Can you revise the entries from the very first one through the line containing "434, 605, 440]", replacing "macd-signal-dot" with "macd-signal-marker" and leaving everything else unchanged?

>> BEGIN Records provided

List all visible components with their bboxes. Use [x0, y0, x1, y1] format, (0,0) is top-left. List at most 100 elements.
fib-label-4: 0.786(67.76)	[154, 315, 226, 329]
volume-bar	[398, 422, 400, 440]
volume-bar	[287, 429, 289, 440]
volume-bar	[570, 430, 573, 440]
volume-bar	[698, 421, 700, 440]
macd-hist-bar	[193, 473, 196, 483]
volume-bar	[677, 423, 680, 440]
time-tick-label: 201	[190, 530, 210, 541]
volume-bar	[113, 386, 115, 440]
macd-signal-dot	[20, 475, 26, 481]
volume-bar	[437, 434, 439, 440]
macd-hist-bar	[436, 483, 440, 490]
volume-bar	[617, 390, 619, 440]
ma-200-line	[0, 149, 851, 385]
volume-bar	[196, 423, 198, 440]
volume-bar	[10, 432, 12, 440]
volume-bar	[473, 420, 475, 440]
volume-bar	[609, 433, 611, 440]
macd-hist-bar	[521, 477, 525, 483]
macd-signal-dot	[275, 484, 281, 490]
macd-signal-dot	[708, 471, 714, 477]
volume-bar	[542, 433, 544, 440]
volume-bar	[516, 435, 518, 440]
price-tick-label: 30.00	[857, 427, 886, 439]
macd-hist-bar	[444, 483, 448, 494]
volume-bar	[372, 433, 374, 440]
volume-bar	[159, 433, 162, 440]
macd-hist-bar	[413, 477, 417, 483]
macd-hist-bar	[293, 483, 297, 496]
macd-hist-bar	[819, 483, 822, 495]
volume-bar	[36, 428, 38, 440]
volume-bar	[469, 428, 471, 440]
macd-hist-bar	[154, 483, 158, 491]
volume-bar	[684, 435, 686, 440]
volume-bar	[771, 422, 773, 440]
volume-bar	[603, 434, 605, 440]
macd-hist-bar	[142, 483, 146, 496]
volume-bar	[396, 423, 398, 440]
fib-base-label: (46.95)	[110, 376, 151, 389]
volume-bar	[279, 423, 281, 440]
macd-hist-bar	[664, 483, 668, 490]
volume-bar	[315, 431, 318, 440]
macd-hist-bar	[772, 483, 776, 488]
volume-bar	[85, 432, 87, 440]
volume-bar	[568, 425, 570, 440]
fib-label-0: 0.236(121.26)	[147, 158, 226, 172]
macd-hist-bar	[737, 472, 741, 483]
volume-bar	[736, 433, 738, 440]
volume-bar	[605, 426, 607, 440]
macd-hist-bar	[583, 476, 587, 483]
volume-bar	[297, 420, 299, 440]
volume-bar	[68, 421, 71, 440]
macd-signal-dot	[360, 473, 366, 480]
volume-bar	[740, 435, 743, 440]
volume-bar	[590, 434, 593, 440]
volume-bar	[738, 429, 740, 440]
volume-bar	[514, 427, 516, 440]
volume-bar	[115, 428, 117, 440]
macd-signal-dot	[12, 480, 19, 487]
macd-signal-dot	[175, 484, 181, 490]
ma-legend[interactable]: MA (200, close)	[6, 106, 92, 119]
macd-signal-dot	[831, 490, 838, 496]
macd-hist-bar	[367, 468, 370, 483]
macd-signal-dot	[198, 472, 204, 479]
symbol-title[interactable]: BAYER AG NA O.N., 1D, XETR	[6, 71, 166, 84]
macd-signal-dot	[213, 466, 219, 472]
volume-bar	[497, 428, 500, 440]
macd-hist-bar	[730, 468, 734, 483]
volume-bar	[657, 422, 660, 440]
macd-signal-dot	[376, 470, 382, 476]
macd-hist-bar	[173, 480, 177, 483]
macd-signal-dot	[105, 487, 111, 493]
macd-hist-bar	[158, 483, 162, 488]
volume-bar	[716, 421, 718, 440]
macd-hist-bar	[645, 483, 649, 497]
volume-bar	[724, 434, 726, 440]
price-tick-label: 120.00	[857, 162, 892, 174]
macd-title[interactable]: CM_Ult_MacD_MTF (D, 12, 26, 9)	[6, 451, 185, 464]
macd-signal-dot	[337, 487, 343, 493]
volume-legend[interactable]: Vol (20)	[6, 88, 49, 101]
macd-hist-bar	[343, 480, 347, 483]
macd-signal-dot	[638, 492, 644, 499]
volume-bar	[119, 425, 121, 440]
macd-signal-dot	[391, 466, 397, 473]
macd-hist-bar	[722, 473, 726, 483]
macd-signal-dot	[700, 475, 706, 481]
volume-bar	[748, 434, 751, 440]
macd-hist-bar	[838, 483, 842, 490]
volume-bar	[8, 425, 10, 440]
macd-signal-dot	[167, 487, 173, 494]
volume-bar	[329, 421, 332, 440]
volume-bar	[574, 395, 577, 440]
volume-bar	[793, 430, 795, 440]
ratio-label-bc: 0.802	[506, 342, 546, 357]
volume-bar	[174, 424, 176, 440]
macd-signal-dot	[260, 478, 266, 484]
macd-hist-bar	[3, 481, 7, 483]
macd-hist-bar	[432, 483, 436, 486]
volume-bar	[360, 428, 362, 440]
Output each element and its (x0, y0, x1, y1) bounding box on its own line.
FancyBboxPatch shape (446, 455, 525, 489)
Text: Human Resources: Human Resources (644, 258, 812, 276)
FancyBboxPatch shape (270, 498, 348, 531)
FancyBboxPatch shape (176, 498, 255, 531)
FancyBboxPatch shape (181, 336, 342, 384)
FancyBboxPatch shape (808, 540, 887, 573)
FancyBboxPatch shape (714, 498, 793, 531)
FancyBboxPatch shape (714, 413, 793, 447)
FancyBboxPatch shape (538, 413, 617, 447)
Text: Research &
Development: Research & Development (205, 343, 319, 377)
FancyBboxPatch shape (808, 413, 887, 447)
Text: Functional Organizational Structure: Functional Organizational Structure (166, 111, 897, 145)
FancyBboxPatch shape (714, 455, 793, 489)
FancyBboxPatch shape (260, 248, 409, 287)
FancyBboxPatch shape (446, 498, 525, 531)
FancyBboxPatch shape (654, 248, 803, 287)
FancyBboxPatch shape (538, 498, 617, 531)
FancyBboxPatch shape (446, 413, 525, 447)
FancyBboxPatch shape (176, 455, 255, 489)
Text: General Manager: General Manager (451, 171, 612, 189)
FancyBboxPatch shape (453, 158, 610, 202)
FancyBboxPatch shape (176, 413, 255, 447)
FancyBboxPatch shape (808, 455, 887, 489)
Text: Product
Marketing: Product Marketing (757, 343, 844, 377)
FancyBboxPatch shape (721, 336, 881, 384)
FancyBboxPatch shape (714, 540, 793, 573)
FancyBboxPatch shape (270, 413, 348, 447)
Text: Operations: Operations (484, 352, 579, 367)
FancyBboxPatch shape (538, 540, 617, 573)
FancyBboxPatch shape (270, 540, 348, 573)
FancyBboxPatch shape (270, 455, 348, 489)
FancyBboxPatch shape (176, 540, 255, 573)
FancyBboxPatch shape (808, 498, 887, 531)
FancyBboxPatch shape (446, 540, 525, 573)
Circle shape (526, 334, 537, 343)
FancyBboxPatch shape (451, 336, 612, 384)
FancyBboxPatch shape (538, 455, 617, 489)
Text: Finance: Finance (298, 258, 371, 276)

>> END Records provided

### Task output:
List all visible components with their bboxes. Use [x0, y0, x1, y1] format, (0,0) is top-left. List at most 100 elements.
fib-label-4: 0.786(67.76)	[154, 315, 226, 329]
volume-bar	[398, 422, 400, 440]
volume-bar	[287, 429, 289, 440]
volume-bar	[570, 430, 573, 440]
volume-bar	[698, 421, 700, 440]
macd-hist-bar	[193, 473, 196, 483]
volume-bar	[677, 423, 680, 440]
time-tick-label: 201	[190, 530, 210, 541]
volume-bar	[113, 386, 115, 440]
macd-signal-marker	[20, 475, 26, 481]
volume-bar	[437, 434, 439, 440]
macd-hist-bar	[436, 483, 440, 490]
volume-bar	[617, 390, 619, 440]
ma-200-line	[0, 149, 851, 385]
volume-bar	[196, 423, 198, 440]
volume-bar	[10, 432, 12, 440]
volume-bar	[473, 420, 475, 440]
volume-bar	[609, 433, 611, 440]
macd-hist-bar	[521, 477, 525, 483]
macd-signal-marker	[275, 484, 281, 490]
macd-signal-marker	[708, 471, 714, 477]
volume-bar	[542, 433, 544, 440]
volume-bar	[516, 435, 518, 440]
price-tick-label: 30.00	[857, 427, 886, 439]
macd-hist-bar	[444, 483, 448, 494]
volume-bar	[372, 433, 374, 440]
volume-bar	[159, 433, 162, 440]
macd-hist-bar	[413, 477, 417, 483]
macd-hist-bar	[293, 483, 297, 496]
macd-hist-bar	[819, 483, 822, 495]
volume-bar	[36, 428, 38, 440]
volume-bar	[469, 428, 471, 440]
macd-hist-bar	[154, 483, 158, 491]
volume-bar	[684, 435, 686, 440]
volume-bar	[771, 422, 773, 440]
volume-bar	[603, 434, 605, 440]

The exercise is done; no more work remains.